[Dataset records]
****************

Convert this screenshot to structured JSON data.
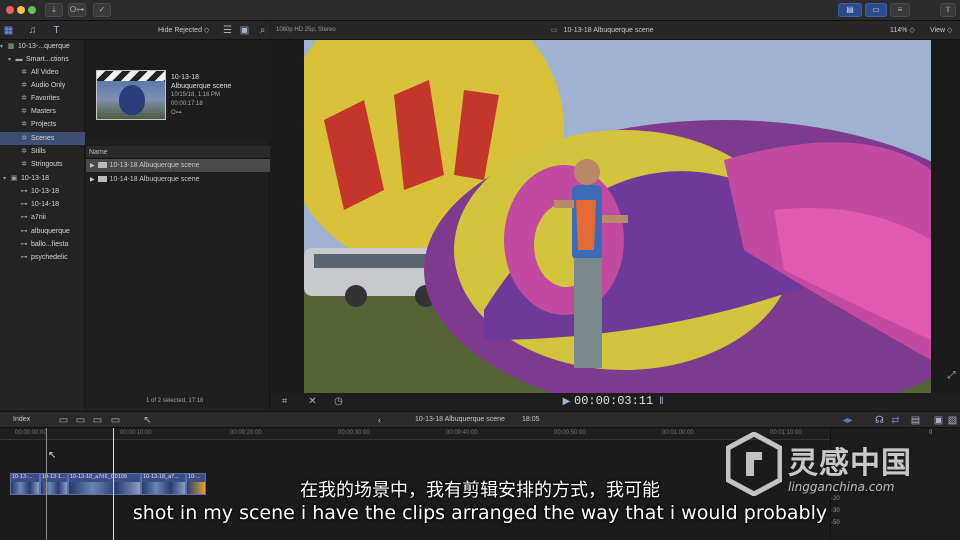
{
  "toolbar": {
    "key_label": "O⊶",
    "download_icon": "download-icon",
    "check_icon": "check-circle-icon"
  },
  "browser_header": {
    "filter": "Hide Rejected ◇",
    "resolution": "1080p HD 25p, Stereo"
  },
  "viewer_header": {
    "title": "10-13-18 Albuquerque scene",
    "zoom": "114% ◇",
    "view": "View ◇"
  },
  "sidebar": {
    "items": [
      {
        "label": "10-13-...querque",
        "indent": 0,
        "icon": "library-icon"
      },
      {
        "label": "Smart...ctions",
        "indent": 1,
        "icon": "folder-icon"
      },
      {
        "label": "All Video",
        "indent": 2,
        "icon": "smart-collection-icon"
      },
      {
        "label": "Audio Only",
        "indent": 2,
        "icon": "smart-collection-icon"
      },
      {
        "label": "Favorites",
        "indent": 2,
        "icon": "smart-collection-icon"
      },
      {
        "label": "Masters",
        "indent": 2,
        "icon": "smart-collection-icon"
      },
      {
        "label": "Projects",
        "indent": 2,
        "icon": "smart-collection-icon"
      },
      {
        "label": "Scenes",
        "indent": 2,
        "icon": "smart-collection-icon",
        "selected": true
      },
      {
        "label": "Stills",
        "indent": 2,
        "icon": "smart-collection-icon"
      },
      {
        "label": "Stringouts",
        "indent": 2,
        "icon": "smart-collection-icon"
      },
      {
        "label": "10-13-18",
        "indent": 0,
        "icon": "event-icon"
      },
      {
        "label": "10-13-18",
        "indent": 1,
        "icon": "keyword-icon"
      },
      {
        "label": "10-14-18",
        "indent": 1,
        "icon": "keyword-icon"
      },
      {
        "label": "a7riii",
        "indent": 1,
        "icon": "keyword-icon"
      },
      {
        "label": "albuquerque",
        "indent": 1,
        "icon": "keyword-icon"
      },
      {
        "label": "ballo...fiesta",
        "indent": 1,
        "icon": "keyword-icon"
      },
      {
        "label": "psychedelic",
        "indent": 1,
        "icon": "keyword-icon"
      }
    ]
  },
  "clip_info": {
    "title1": "10-13-18",
    "title2": "Albuquerque scene",
    "date": "10/15/18, 1:16 PM",
    "duration": "00:00:17:18",
    "keyword": "O⊶"
  },
  "list": {
    "header": "Name",
    "rows": [
      {
        "label": "10-13-18 Albuquerque scene",
        "selected": true
      },
      {
        "label": "10-14-18 Albuquerque scene",
        "selected": false
      }
    ],
    "status": "1 of 2 selected, 17:18"
  },
  "viewer_controls": {
    "timecode": "00:00:03:11"
  },
  "timeline": {
    "index_label": "Index",
    "project_title": "10-13-18 Albuquerque scene",
    "project_duration": "18:05",
    "ruler": [
      "00:00:00:00",
      "00:00:10:00",
      "00:00:20:00",
      "00:00:30:00",
      "00:00:40:00",
      "00:00:50:00",
      "00:01:00:00",
      "00:01:10:00"
    ],
    "clips": [
      {
        "label": "10-13-..."
      },
      {
        "label": "10-13-1..."
      },
      {
        "label": "10-13-18_a7rIII_C0109"
      },
      {
        "label": "10-13-18_a7..."
      },
      {
        "label": "10-..."
      }
    ],
    "meter_values": [
      "-20",
      "-30",
      "-50"
    ],
    "meter_top": "0"
  },
  "subtitles": {
    "cn": "在我的场景中，我有剪辑安排的方式，我可能",
    "en": "shot in my scene i have the clips arranged the way that i would probably"
  },
  "watermark": {
    "cn": "灵感中国",
    "url": "lingganchina.com"
  },
  "colors": {
    "selection_blue": "#3d4f73",
    "clip_blue": "#3b4f86",
    "toolbar_active": "#2d4a8a"
  }
}
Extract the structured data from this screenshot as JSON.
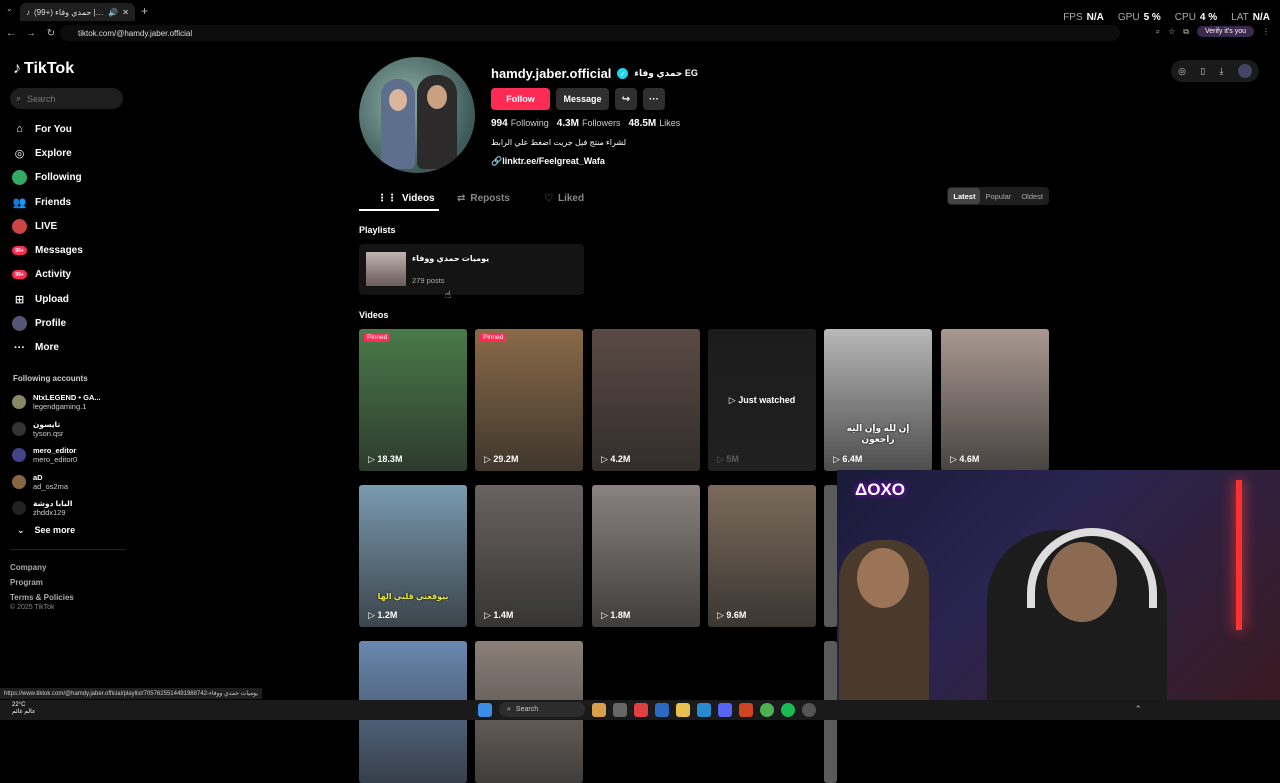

****************

▸ What is expected:
Output the entries above exactly, without their pictures.

▸ Task answer:
Convert this screenshot to structured JSON data.
{
  "toolbar": {
    "key_label": "O⊶",
    "download_icon": "download-icon",
    "check_icon": "check-circle-icon"
  },
  "browser_header": {
    "filter": "Hide Rejected ◇",
    "resolution": "1080p HD 25p, Stereo"
  },
  "viewer_header": {
    "title": "10-13-18 Albuquerque scene",
    "zoom": "114% ◇",
    "view": "View ◇"
  },
  "sidebar": {
    "items": [
      {
        "label": "10-13-...querque",
        "indent": 0,
        "icon": "library-icon"
      },
      {
        "label": "Smart...ctions",
        "indent": 1,
        "icon": "folder-icon"
      },
      {
        "label": "All Video",
        "indent": 2,
        "icon": "smart-collection-icon"
      },
      {
        "label": "Audio Only",
        "indent": 2,
        "icon": "smart-collection-icon"
      },
      {
        "label": "Favorites",
        "indent": 2,
        "icon": "smart-collection-icon"
      },
      {
        "label": "Masters",
        "indent": 2,
        "icon": "smart-collection-icon"
      },
      {
        "label": "Projects",
        "indent": 2,
        "icon": "smart-collection-icon"
      },
      {
        "label": "Scenes",
        "indent": 2,
        "icon": "smart-collection-icon",
        "selected": true
      },
      {
        "label": "Stills",
        "indent": 2,
        "icon": "smart-collection-icon"
      },
      {
        "label": "Stringouts",
        "indent": 2,
        "icon": "smart-collection-icon"
      },
      {
        "label": "10-13-18",
        "indent": 0,
        "icon": "event-icon"
      },
      {
        "label": "10-13-18",
        "indent": 1,
        "icon": "keyword-icon"
      },
      {
        "label": "10-14-18",
        "indent": 1,
        "icon": "keyword-icon"
      },
      {
        "label": "a7riii",
        "indent": 1,
        "icon": "keyword-icon"
      },
      {
        "label": "albuquerque",
        "indent": 1,
        "icon": "keyword-icon"
      },
      {
        "label": "ballo...fiesta",
        "indent": 1,
        "icon": "keyword-icon"
      },
      {
        "label": "psychedelic",
        "indent": 1,
        "icon": "keyword-icon"
      }
    ]
  },
  "clip_info": {
    "title1": "10-13-18",
    "title2": "Albuquerque scene",
    "date": "10/15/18, 1:16 PM",
    "duration": "00:00:17:18",
    "keyword": "O⊶"
  },
  "list": {
    "header": "Name",
    "rows": [
      {
        "label": "10-13-18 Albuquerque scene",
        "selected": true
      },
      {
        "label": "10-14-18 Albuquerque scene",
        "selected": false
      }
    ],
    "status": "1 of 2 selected, 17:18"
  },
  "viewer_controls": {
    "timecode": "00:00:03:11"
  },
  "timeline": {
    "index_label": "Index",
    "project_title": "10-13-18 Albuquerque scene",
    "project_duration": "18:05",
    "ruler": [
      "00:00:00:00",
      "00:00:10:00",
      "00:00:20:00",
      "00:00:30:00",
      "00:00:40:00",
      "00:00:50:00",
      "00:01:00:00",
      "00:01:10:00"
    ],
    "clips": [
      {
        "label": "10-13-..."
      },
      {
        "label": "10-13-1..."
      },
      {
        "label": "10-13-18_a7rIII_C0109"
      },
      {
        "label": "10-13-18_a7..."
      },
      {
        "label": "10-..."
      }
    ],
    "meter_values": [
      "-20",
      "-30",
      "-50"
    ],
    "meter_top": "0"
  },
  "subtitles": {
    "cn": "在我的场景中，我有剪辑安排的方式，我可能",
    "en": "shot in my scene i have the clips arranged the way that i would probably"
  },
  "watermark": {
    "cn": "灵感中国",
    "url": "lingganchina.com"
  },
  "colors": {
    "selection_blue": "#3d4f73",
    "clip_blue": "#3b4f86",
    "toolbar_active": "#2d4a8a"
  }
}
Extract the structured data from this screenshot as JSON.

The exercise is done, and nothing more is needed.